Stored records:
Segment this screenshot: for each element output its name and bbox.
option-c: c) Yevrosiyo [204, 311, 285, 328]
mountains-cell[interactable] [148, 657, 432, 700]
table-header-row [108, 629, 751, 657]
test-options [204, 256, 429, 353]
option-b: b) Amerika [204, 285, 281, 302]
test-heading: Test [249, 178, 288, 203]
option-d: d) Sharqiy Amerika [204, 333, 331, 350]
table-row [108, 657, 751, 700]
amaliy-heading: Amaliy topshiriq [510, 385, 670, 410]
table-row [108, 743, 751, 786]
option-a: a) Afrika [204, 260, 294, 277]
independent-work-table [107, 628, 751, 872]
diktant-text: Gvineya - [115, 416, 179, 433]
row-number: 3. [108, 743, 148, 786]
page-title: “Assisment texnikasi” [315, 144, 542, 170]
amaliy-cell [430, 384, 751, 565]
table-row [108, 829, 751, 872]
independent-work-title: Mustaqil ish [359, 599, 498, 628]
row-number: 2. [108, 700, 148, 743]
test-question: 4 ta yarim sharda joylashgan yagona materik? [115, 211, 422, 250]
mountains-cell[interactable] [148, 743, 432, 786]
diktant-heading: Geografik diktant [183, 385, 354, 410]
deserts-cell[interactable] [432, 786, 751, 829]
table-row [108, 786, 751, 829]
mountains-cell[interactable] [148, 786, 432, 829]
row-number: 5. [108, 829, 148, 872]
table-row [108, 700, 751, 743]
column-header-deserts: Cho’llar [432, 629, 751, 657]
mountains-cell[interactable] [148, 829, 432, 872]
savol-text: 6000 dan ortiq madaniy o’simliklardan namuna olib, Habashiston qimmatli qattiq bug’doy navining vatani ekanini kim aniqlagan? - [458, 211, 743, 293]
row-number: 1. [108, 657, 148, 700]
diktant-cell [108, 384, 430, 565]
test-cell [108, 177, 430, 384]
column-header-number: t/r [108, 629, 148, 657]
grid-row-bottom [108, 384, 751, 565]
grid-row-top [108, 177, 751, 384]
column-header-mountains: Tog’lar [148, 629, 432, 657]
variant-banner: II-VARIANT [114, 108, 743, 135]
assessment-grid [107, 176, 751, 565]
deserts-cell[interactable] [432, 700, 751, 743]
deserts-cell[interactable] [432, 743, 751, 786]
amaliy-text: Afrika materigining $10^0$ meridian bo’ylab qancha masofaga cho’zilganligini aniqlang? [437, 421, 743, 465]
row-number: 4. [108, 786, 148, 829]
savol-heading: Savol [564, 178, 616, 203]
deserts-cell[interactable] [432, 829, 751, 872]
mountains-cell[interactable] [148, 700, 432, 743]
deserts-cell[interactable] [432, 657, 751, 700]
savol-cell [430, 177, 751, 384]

Description of the task: Reproduce the lines of the listing starting at its first line and ending at the line that contains "test-options [204, 256, 429, 353]", with both ends included. Copy them character for character.

Correct response:
Segment this screenshot: for each element output its name and bbox.
option-c: c) Yevrosiyo [204, 311, 285, 328]
mountains-cell[interactable] [148, 657, 432, 700]
table-header-row [108, 629, 751, 657]
test-options [204, 256, 429, 353]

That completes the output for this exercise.